▸ **What you should do**:
Which lines in the items below contain the word "each"? Copy every such line in full.

--- Start ---

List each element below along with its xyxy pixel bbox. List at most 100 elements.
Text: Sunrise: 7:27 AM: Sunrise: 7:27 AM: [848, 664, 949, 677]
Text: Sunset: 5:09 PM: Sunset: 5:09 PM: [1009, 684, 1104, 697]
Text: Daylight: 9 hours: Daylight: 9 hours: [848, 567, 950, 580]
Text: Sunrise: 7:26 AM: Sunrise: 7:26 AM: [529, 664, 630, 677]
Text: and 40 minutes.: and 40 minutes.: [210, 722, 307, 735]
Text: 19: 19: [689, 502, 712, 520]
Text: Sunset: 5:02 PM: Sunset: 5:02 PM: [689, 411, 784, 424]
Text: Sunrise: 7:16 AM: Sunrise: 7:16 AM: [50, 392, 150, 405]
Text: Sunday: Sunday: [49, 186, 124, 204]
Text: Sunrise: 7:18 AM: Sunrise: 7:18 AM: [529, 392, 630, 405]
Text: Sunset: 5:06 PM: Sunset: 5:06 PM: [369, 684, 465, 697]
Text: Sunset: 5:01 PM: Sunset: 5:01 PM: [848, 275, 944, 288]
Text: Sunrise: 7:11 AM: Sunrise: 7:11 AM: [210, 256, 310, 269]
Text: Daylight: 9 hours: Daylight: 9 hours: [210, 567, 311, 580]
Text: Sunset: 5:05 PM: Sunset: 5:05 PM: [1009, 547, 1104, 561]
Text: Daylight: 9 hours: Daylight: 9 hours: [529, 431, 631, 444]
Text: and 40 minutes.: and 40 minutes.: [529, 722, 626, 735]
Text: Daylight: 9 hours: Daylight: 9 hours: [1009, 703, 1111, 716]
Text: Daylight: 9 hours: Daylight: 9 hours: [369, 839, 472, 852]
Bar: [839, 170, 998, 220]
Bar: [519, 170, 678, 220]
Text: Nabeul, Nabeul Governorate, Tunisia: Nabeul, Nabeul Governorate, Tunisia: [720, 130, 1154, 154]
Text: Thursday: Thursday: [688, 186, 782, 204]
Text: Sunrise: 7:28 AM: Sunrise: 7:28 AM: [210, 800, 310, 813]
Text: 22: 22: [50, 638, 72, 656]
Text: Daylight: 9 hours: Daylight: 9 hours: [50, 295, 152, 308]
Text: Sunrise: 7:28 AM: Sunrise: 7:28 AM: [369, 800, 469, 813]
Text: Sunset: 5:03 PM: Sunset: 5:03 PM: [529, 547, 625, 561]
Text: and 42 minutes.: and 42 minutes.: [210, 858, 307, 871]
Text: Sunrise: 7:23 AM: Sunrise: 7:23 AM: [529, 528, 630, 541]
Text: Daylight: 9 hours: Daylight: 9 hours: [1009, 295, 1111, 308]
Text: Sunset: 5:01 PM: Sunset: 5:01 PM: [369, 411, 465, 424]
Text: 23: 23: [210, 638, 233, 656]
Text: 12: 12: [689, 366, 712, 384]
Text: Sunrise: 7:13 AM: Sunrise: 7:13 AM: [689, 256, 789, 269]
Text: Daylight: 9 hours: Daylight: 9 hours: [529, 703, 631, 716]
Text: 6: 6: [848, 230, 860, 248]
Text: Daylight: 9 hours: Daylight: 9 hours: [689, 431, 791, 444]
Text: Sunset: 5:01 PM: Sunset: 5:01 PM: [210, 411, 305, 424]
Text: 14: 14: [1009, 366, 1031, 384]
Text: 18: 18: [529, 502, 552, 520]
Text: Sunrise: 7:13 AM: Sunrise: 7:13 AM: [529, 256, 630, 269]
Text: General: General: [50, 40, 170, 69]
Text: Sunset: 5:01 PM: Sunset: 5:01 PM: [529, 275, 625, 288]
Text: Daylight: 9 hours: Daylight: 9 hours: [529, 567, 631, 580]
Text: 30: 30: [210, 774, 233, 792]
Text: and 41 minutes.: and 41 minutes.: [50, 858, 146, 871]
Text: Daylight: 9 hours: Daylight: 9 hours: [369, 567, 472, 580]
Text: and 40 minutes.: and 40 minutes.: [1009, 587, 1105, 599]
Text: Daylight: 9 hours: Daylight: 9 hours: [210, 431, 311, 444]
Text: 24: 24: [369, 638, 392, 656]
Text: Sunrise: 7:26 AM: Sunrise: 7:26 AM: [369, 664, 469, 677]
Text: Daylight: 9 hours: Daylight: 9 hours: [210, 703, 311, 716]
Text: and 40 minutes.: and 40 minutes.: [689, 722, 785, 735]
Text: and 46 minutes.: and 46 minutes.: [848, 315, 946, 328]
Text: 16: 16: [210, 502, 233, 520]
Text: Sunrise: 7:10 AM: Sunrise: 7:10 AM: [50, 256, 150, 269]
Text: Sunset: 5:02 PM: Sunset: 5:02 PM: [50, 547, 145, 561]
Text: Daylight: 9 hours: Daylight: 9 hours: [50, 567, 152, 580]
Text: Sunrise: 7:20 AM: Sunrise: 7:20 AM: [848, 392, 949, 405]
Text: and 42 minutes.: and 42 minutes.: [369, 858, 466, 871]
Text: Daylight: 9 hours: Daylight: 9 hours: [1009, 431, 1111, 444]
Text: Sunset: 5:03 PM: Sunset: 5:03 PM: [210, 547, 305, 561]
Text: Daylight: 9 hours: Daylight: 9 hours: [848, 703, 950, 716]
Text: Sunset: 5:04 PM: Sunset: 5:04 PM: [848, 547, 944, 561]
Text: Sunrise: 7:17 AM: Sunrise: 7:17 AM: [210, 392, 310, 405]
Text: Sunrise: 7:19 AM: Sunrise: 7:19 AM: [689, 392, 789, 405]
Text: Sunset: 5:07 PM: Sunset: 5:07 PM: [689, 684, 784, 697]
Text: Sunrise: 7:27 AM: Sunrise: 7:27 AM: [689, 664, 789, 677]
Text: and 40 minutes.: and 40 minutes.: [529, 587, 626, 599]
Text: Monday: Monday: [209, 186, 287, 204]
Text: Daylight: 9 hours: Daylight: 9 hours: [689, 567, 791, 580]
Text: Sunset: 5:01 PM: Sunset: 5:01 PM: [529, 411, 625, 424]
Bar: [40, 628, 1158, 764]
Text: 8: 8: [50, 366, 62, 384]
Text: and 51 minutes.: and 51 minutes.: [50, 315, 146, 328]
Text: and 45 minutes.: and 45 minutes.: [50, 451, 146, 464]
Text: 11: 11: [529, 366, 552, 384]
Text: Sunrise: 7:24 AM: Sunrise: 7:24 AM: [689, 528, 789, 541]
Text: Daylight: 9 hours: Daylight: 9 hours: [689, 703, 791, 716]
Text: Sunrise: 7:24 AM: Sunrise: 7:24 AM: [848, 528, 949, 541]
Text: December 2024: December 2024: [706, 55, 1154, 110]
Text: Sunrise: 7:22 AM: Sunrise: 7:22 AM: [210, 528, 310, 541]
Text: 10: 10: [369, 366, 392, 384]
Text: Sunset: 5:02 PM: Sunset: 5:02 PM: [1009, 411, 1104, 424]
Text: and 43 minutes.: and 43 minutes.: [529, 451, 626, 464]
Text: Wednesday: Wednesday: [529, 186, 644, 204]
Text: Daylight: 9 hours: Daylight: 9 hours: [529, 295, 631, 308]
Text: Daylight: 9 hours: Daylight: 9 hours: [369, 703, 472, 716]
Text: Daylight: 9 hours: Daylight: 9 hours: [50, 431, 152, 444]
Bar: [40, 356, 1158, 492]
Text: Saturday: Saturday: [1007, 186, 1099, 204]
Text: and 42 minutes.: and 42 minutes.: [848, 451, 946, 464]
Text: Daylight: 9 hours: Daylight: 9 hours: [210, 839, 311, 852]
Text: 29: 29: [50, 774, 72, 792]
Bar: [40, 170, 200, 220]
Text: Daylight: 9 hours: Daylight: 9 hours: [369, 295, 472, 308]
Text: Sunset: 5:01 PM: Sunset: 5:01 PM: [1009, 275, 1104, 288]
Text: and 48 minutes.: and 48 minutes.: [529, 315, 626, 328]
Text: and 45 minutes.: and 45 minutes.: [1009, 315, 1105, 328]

--- End ---

▸ **Written response**:
List each element below along with its xyxy pixel bbox. List at most 100 elements.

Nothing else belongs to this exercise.